** BEGIN Material provided **

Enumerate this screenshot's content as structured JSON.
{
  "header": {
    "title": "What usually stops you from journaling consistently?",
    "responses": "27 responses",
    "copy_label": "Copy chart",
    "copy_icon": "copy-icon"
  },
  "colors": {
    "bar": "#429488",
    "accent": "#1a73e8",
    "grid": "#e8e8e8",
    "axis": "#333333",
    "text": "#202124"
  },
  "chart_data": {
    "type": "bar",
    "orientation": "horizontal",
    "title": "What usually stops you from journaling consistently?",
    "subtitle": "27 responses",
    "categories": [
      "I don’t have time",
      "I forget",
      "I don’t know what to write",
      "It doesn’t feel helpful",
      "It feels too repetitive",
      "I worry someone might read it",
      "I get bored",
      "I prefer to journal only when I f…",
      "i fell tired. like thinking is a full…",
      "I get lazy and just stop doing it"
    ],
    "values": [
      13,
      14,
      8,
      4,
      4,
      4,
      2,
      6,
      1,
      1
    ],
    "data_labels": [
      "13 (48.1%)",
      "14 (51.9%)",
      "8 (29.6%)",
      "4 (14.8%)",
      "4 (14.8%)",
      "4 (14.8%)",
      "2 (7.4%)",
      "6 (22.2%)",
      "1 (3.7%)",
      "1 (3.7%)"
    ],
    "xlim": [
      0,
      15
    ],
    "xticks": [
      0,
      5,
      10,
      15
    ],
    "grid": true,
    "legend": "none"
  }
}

** END Material provided **

_Task to complete_
Write out the entries above word for word.

_Correct output_
Enumerate this screenshot's content as structured JSON.
{
  "header": {
    "title": "What usually stops you from journaling consistently?",
    "responses": "27 responses",
    "copy_label": "Copy chart",
    "copy_icon": "copy-icon"
  },
  "colors": {
    "bar": "#429488",
    "accent": "#1a73e8",
    "grid": "#e8e8e8",
    "axis": "#333333",
    "text": "#202124"
  },
  "chart_data": {
    "type": "bar",
    "orientation": "horizontal",
    "title": "What usually stops you from journaling consistently?",
    "subtitle": "27 responses",
    "categories": [
      "I don’t have time",
      "I forget",
      "I don’t know what to write",
      "It doesn’t feel helpful",
      "It feels too repetitive",
      "I worry someone might read it",
      "I get bored",
      "I prefer to journal only when I f…",
      "i fell tired. like thinking is a full…",
      "I get lazy and just stop doing it"
    ],
    "values": [
      13,
      14,
      8,
      4,
      4,
      4,
      2,
      6,
      1,
      1
    ],
    "data_labels": [
      "13 (48.1%)",
      "14 (51.9%)",
      "8 (29.6%)",
      "4 (14.8%)",
      "4 (14.8%)",
      "4 (14.8%)",
      "2 (7.4%)",
      "6 (22.2%)",
      "1 (3.7%)",
      "1 (3.7%)"
    ],
    "xlim": [
      0,
      15
    ],
    "xticks": [
      0,
      5,
      10,
      15
    ],
    "grid": true,
    "legend": "none"
  }
}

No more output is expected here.